# [Tarefas]
A. Copie do trecho sobre a Medida Provisória a parte entre "Parece óbvio que, se" e "que se analisa.", inclusive.
B. Diga se cada afirmação abaixo está de acordo com o trecho sobre a Medida Provisória. Responda sim ou não e cite exatamente as palavras do trecho que decidem a resposta.
(i) O art. 2º da Medida Provisória traz uma novidade que melhora a situação anterior.
(ii) A medida liminar deve servir para evitar dano apenas ao particular.
(iii) Para que caiba a medida, basta examinar se o requerente pode sofrer um dano que a sentença final não terá como reparar.

# [Trecho fornecido]
|---|

Parece óbvio que, se
algo não há de ser obtido liminarmente pela via do mandado de
segurança ou da cautelar, também não o deva ser por outra via
processual. Em linguagem comum, isto é exatamente o que
estabelece o art. 1º da Medida Provisória que se analisa.
O art. 2º,
reconhece-se desde logo, inova, e o faz para melhor. A medida
de urgência, liminar ou antecipação da tutela, para que possa
ser um instrumento real de justiça, tem de prestar-se a evitar
um dano para ambas as partes, é dizer, o particular e o Poder
Público. A medida judicial liminar que empurre o dano para só
um dos lados não faz jus à sua existência e, consigne-se
também, com muito maior razão, não pode ela transformar-se num
elemento de transferência de danos pessoais para o patrimônio
público. É por isso que, para que caiba essa medida
extraordinária, é necessário examinar-se se está o requerente
sob a possibilidade de sofrer um dano que a sentença final não
terá possibilidade de reparar e, mais do que isto, se uma vez
concedida esta liminar, terá o seu beneficiário condições de
devolver os benefícios e os bens que houve por força da medida
de que se beneficiou, não confirmada pela sentença.

|---|

# [Os dados]
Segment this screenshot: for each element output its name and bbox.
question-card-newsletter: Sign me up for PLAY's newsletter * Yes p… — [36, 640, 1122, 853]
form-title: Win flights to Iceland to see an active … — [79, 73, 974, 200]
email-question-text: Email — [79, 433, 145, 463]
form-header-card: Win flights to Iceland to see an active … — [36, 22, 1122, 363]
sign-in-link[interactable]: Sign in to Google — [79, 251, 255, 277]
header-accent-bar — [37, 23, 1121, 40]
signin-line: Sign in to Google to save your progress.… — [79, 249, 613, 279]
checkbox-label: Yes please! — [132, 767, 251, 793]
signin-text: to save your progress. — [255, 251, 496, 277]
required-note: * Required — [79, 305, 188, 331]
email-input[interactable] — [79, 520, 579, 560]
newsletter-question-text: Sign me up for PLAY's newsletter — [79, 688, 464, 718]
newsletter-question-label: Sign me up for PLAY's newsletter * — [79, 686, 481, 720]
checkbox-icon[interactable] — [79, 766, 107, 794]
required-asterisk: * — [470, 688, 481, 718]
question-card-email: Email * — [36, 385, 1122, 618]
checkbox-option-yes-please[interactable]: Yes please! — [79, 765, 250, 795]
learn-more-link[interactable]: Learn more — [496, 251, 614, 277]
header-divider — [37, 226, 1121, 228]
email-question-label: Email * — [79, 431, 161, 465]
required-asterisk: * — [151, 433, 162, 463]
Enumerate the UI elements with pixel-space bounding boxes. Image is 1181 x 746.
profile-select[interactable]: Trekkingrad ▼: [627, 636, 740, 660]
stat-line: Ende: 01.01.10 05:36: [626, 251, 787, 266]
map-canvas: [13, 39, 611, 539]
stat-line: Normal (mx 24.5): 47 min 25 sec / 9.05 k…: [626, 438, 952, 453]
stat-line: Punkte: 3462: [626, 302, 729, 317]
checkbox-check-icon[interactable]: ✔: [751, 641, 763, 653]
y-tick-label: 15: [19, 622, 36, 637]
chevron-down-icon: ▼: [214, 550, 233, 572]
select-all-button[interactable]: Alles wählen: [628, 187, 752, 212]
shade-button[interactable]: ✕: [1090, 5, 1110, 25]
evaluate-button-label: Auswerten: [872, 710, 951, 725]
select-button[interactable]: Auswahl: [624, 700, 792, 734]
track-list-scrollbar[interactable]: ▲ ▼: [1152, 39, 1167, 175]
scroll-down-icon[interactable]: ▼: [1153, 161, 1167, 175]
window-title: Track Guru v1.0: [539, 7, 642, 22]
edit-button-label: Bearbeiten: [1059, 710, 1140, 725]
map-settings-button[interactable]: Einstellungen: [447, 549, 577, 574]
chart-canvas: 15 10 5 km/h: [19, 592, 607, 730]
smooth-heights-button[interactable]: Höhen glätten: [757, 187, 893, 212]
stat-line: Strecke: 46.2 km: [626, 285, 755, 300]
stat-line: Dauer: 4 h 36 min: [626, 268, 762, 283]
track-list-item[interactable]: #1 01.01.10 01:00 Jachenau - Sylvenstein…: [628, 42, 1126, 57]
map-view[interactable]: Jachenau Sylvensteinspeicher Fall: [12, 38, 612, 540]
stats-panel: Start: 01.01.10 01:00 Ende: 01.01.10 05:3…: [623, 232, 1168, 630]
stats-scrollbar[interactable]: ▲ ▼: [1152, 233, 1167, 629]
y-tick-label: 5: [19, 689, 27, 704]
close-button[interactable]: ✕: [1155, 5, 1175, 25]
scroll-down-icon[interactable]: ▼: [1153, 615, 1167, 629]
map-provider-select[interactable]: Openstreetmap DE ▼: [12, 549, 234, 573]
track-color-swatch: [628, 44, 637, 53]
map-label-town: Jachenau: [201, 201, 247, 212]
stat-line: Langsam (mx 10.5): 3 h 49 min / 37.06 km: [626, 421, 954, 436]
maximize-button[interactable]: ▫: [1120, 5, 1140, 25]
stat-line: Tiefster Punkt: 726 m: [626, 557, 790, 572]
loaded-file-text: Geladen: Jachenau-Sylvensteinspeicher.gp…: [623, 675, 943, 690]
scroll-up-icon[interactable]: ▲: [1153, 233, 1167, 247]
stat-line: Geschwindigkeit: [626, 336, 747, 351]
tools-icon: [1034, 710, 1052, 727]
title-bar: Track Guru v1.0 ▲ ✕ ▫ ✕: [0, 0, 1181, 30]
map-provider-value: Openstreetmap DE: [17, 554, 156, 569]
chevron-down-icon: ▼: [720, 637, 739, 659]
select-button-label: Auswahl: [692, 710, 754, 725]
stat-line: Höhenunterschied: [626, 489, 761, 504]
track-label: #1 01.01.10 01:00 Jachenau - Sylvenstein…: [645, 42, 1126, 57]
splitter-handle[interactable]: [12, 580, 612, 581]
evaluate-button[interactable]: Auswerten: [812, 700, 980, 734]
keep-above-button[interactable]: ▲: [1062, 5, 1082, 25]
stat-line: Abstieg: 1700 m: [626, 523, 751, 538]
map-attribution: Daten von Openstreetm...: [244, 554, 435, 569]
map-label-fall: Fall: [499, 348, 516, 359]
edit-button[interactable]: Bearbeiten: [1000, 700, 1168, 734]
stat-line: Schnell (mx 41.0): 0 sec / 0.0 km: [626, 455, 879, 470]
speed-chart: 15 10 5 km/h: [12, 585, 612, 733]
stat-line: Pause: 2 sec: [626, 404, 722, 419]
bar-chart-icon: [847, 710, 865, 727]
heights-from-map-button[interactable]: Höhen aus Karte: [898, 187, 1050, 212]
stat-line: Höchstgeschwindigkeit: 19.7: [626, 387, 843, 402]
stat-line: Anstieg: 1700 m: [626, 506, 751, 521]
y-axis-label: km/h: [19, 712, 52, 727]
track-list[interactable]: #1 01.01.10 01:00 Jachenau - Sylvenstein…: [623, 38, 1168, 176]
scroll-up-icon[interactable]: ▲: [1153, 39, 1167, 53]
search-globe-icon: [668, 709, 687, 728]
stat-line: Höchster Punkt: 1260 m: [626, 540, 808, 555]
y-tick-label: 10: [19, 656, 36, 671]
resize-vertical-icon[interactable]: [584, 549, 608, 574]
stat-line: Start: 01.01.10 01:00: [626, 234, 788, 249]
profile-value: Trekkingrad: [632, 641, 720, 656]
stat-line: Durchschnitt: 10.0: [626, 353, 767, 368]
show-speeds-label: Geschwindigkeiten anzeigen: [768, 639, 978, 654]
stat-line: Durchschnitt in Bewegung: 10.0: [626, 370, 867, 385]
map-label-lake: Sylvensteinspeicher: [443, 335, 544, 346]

|---|

# [Respostas escritas]
A.
Parece óbvio que, se
algo não há de ser obtido liminarmente pela via do mandado de
segurança ou da cautelar, também não o deva ser por outra via
processual. Em linguagem comum, isto é exatamente o que
estabelece o art. 1º da Medida Provisória que se analisa.

B.
(i) Sim: "reconhece-se desde logo, inova, e o faz para melhor".
(ii) Não: "tem de prestar-se a evitar um dano para ambas as partes, é dizer, o particular e o Poder Público".
(iii) Não: "e, mais do que isto, se uma vez concedida esta liminar, terá o seu beneficiário condições de devolver os benefícios e os bens que houve por força da medida de que se beneficiou".